Can you copy out the data exactly? Leave the images out.

· · · · · · ·

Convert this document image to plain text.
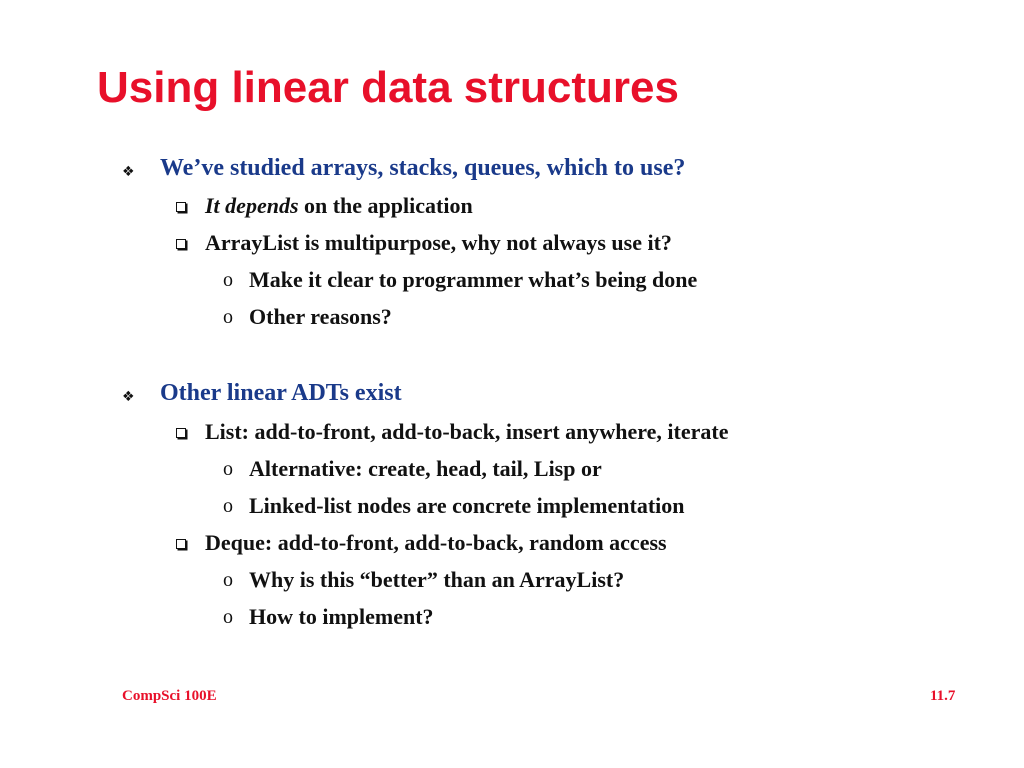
Using linear data structures
❖ We’ve studied arrays, stacks, queues, which to use?
It depends on the application
ArrayList is multipurpose, why not always use it?
o Make it clear to programmer what’s being done
o Other reasons?
❖ Other linear ADTs exist
List: add-to-front, add-to-back, insert anywhere, iterate
o Alternative: create, head, tail, Lisp or
o Linked-list nodes are concrete implementation
Deque: add-to-front, add-to-back, random access
o Why is this “better” than an ArrayList?
o How to implement?
CompSci 100E	11.7
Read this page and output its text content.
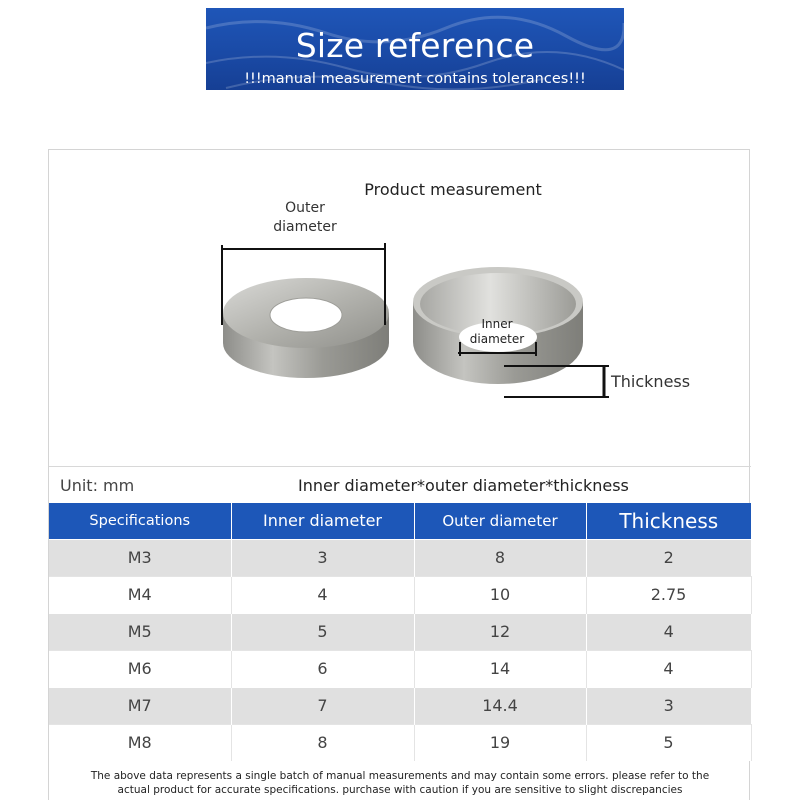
Size reference
!!!manual measurement contains tolerances!!!
Product measurement
Outer
diameter
Inner
diameter
Thickness
Unit: mm	Inner diameter*outer diameter*thickness
Specifications	Inner diameter	Outer diameter	Thickness
M3	3	8	2
M4	4	10	2.75
M5	5	12	4
M6	6	14	4
M7	7	14.4	3
M8	8	19	5
The above data represents a single batch of manual measurements and may contain some errors. please refer to the
actual product for accurate specifications. purchase with caution if you are sensitive to slight discrepancies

· · · · · · ·

◆ **Solution for this problem**:
Convert this document image to plain text.
Using linear data structures
❖ We’ve studied arrays, stacks, queues, which to use?
It depends on the application
ArrayList is multipurpose, why not always use it?
o Make it clear to programmer what’s being done
o Other reasons?
❖ Other linear ADTs exist
List: add-to-front, add-to-back, insert anywhere, iterate
o Alternative: create, head, tail, Lisp or
o Linked-list nodes are concrete implementation
Deque: add-to-front, add-to-back, random access
o Why is this “better” than an ArrayList?
o How to implement?
CompSci 100E	11.7
Read this page and output its text content.
Size reference
!!!manual measurement contains tolerances!!!
Product measurement
Outer
diameter
Inner
diameter
Thickness
Unit: mm	Inner diameter*outer diameter*thickness
Specifications	Inner diameter	Outer diameter	Thickness
M3	3	8	2
M4	4	10	2.75
M5	5	12	4
M6	6	14	4
M7	7	14.4	3
M8	8	19	5
The above data represents a single batch of manual measurements and may contain some errors. please refer to the
actual product for accurate specifications. purchase with caution if you are sensitive to slight discrepancies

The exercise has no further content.